◆ **Request**
Carry none of the pictures over; set down the material below exactly.

[Start of Data for this exercise]

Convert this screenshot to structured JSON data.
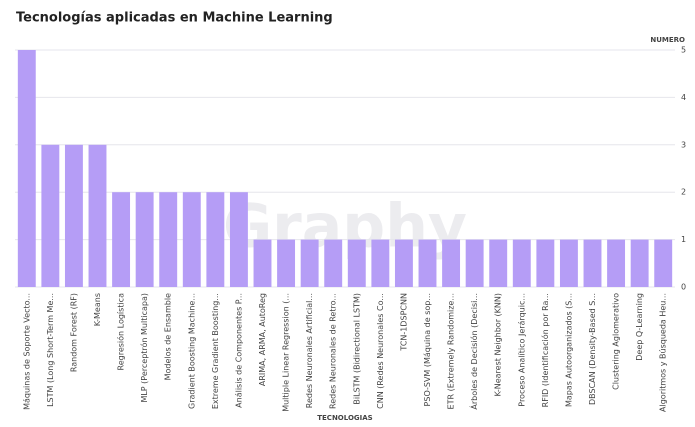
{
  "chart_data": {
    "type": "bar",
    "title": "Tecnologías  aplicadas en Machine Learning",
    "watermark": "Graphy",
    "y_label": "NUMERO",
    "x_label": "TECNOLOGIAS",
    "categories": [
      "Máquinas de Soporte Vecto...",
      "LSTM (Long Short-Term Me...",
      "Random Forest (RF)",
      "K-Means",
      "Regresión Logística",
      "MLP (Perceptrón Multicapa)",
      "Modelos de Ensamble",
      "Gradient Boosting Machine...",
      "Extreme Gradient Boosting...",
      "Análisis de Componentes P...",
      "ARIMA, ARMA, AutoReg",
      "Multiple Linear Regression (...",
      "Redes Neuronales Artificial...",
      "Redes Neuronales de Retro...",
      "BiLSTM (Bidirectional LSTM)",
      "CNN (Redes Neuronales Co...",
      "TCN-1DSPCNN",
      "PSO-SVM (Máquina de sop...",
      "ETR (Extremely Randomize...",
      "Árboles de Decisión (Decisi...",
      "K-Nearest Neighbor (KNN)",
      "Proceso Analítico Jerárquic...",
      "RFID (Identificación por Ra...",
      "Mapas Autoorganizados (S...",
      "DBSCAN (Density-Based S...",
      "Clustering Aglomerativo",
      "Deep Q-Learning",
      "Algoritmos y Búsqueda Heu..."
    ],
    "values": [
      5,
      3,
      3,
      3,
      2,
      2,
      2,
      2,
      2,
      2,
      1,
      1,
      1,
      1,
      1,
      1,
      1,
      1,
      1,
      1,
      1,
      1,
      1,
      1,
      1,
      1,
      1,
      1
    ],
    "color": "#b59df6",
    "ylim": [
      0,
      5
    ],
    "yticks": [
      0,
      1,
      2,
      3,
      4,
      5
    ],
    "grid": true
  }
}
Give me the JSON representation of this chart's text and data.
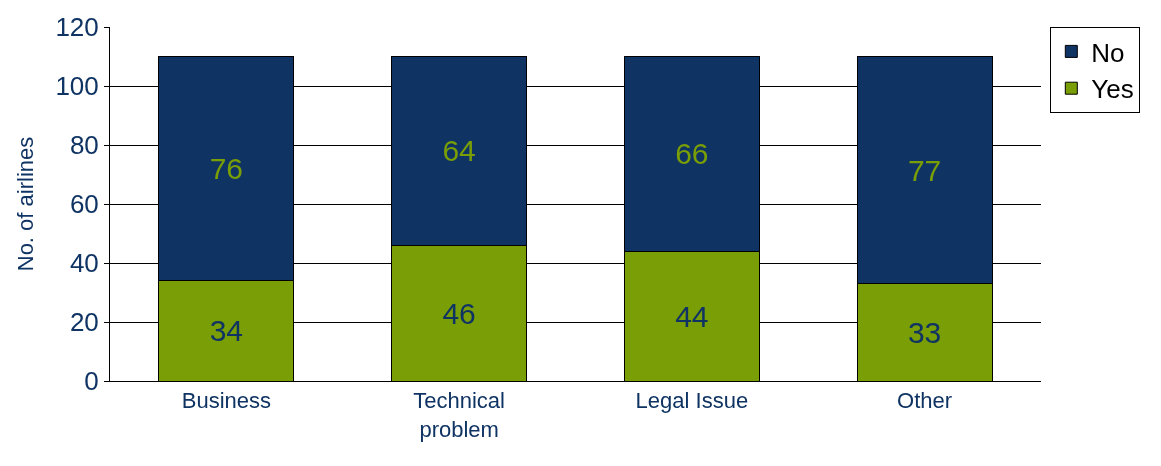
{
  "chart_data": {
    "type": "bar",
    "stacked": true,
    "ylabel": "No. of airlines",
    "categories": [
      "Business",
      "Technical problem",
      "Legal Issue",
      "Other"
    ],
    "series": [
      {
        "name": "Yes",
        "color": "#7a9e06",
        "values": [
          34,
          46,
          44,
          33
        ]
      },
      {
        "name": "No",
        "color": "#0f3363",
        "values": [
          76,
          64,
          66,
          77
        ]
      }
    ],
    "ylim": [
      0,
      120
    ],
    "yticks": [
      0,
      20,
      40,
      60,
      80,
      100,
      120
    ],
    "grid": "y",
    "legend": "top right",
    "data_labels": true
  }
}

[End of Data for this exercise]

◆ **Complete answer**
Convert this screenshot to structured JSON data.
{
  "chart_data": {
    "type": "bar",
    "title": "Tecnologías  aplicadas en Machine Learning",
    "watermark": "Graphy",
    "y_label": "NUMERO",
    "x_label": "TECNOLOGIAS",
    "categories": [
      "Máquinas de Soporte Vecto...",
      "LSTM (Long Short-Term Me...",
      "Random Forest (RF)",
      "K-Means",
      "Regresión Logística",
      "MLP (Perceptrón Multicapa)",
      "Modelos de Ensamble",
      "Gradient Boosting Machine...",
      "Extreme Gradient Boosting...",
      "Análisis de Componentes P...",
      "ARIMA, ARMA, AutoReg",
      "Multiple Linear Regression (...",
      "Redes Neuronales Artificial...",
      "Redes Neuronales de Retro...",
      "BiLSTM (Bidirectional LSTM)",
      "CNN (Redes Neuronales Co...",
      "TCN-1DSPCNN",
      "PSO-SVM (Máquina de sop...",
      "ETR (Extremely Randomize...",
      "Árboles de Decisión (Decisi...",
      "K-Nearest Neighbor (KNN)",
      "Proceso Analítico Jerárquic...",
      "RFID (Identificación por Ra...",
      "Mapas Autoorganizados (S...",
      "DBSCAN (Density-Based S...",
      "Clustering Aglomerativo",
      "Deep Q-Learning",
      "Algoritmos y Búsqueda Heu..."
    ],
    "values": [
      5,
      3,
      3,
      3,
      2,
      2,
      2,
      2,
      2,
      2,
      1,
      1,
      1,
      1,
      1,
      1,
      1,
      1,
      1,
      1,
      1,
      1,
      1,
      1,
      1,
      1,
      1,
      1
    ],
    "color": "#b59df6",
    "ylim": [
      0,
      5
    ],
    "yticks": [
      0,
      1,
      2,
      3,
      4,
      5
    ],
    "grid": true
  }
}
Give me the JSON representation of this chart's text and data.
{
  "chart_data": {
    "type": "bar",
    "stacked": true,
    "ylabel": "No. of airlines",
    "categories": [
      "Business",
      "Technical problem",
      "Legal Issue",
      "Other"
    ],
    "series": [
      {
        "name": "Yes",
        "color": "#7a9e06",
        "values": [
          34,
          46,
          44,
          33
        ]
      },
      {
        "name": "No",
        "color": "#0f3363",
        "values": [
          76,
          64,
          66,
          77
        ]
      }
    ],
    "ylim": [
      0,
      120
    ],
    "yticks": [
      0,
      20,
      40,
      60,
      80,
      100,
      120
    ],
    "grid": "y",
    "legend": "top right",
    "data_labels": true
  }
}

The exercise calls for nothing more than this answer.